What the exercise asks: State the number of lines, and only that number, in which the word "video" appears.

--- Begin Records for processing ---

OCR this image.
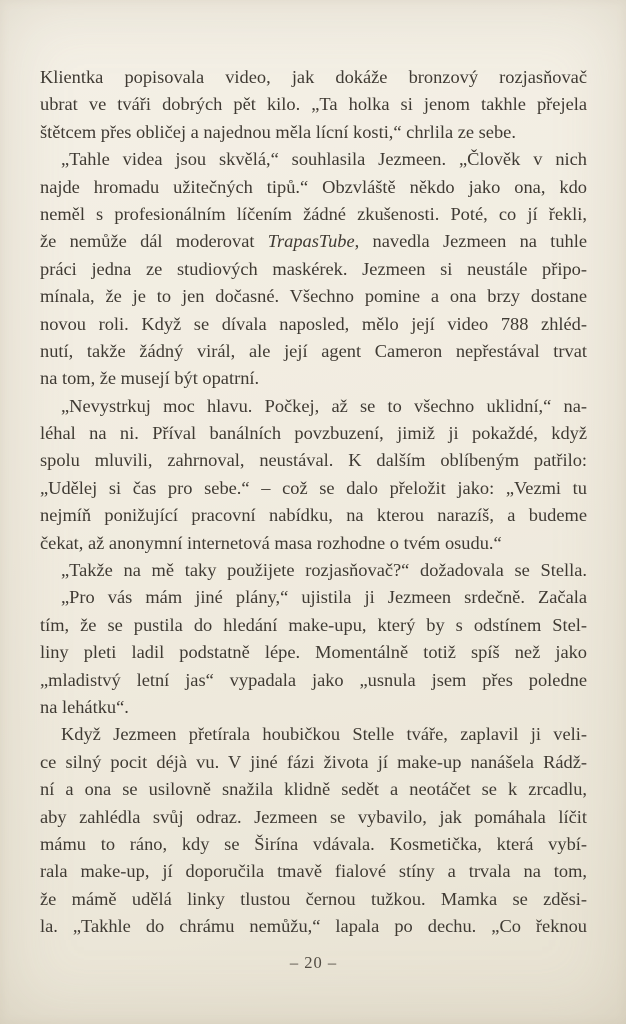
Klientka popisovala video, jak dokáže bronzový rozjasňovač
ubrat ve tváři dobrých pět kilo. „Ta holka si jenom takhle přejela
štětcem přes obličej a najednou měla lícní kosti,“ chrlila ze sebe.
„Tahle videa jsou skvělá,“ souhlasila Jezmeen. „Člověk v nich
najde hromadu užitečných tipů.“ Obzvláště někdo jako ona, kdo
neměl s profesionálním líčením žádné zkušenosti. Poté, co jí řekli,
že nemůže dál moderovat TrapasTube, navedla Jezmeen na tuhle
práci jedna ze studiových maskérek. Jezmeen si neustále připo-
mínala, že je to jen dočasné. Všechno pomine a ona brzy dostane
novou roli. Když se dívala naposled, mělo její video 788 zhléd-
nutí, takže žádný virál, ale její agent Cameron nepřestával trvat
na tom, že musejí být opatrní.
„Nevystrkuj moc hlavu. Počkej, až se to všechno uklidní,“ na-
léhal na ni. Příval banálních povzbuzení, jimiž ji pokaždé, když
spolu mluvili, zahrnoval, neustával. K dalším oblíbeným patřilo:
„Udělej si čas pro sebe.“ – což se dalo přeložit jako: „Vezmi tu
nejmíň ponižující pracovní nabídku, na kterou narazíš, a budeme
čekat, až anonymní internetová masa rozhodne o tvém osudu.“
„Takže na mě taky použijete rozjasňovač?“ dožadovala se Stella.
„Pro vás mám jiné plány,“ ujistila ji Jezmeen srdečně. Začala
tím, že se pustila do hledání make-upu, který by s odstínem Stel-
liny pleti ladil podstatně lépe. Momentálně totiž spíš než jako
„mladistvý letní jas“ vypadala jako „usnula jsem přes poledne
na lehátku“.
Když Jezmeen přetírala houbičkou Stelle tváře, zaplavil ji veli-
ce silný pocit déjà vu. V jiné fázi života jí make-up nanášela Rádž-
ní a ona se usilovně snažila klidně sedět a neotáčet se k zrcadlu,
aby zahlédla svůj odraz. Jezmeen se vybavilo, jak pomáhala líčit
mámu to ráno, kdy se Širína vdávala. Kosmetička, která vybí-
rala make-up, jí doporučila tmavě fialové stíny a trvala na tom,
že mámě udělá linky tlustou černou tužkou. Mamka se zděsi-
la. „Takhle do chrámu nemůžu,“ lapala po dechu. „Co řeknou
– 20 –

--- End Records for processing ---

Result: 2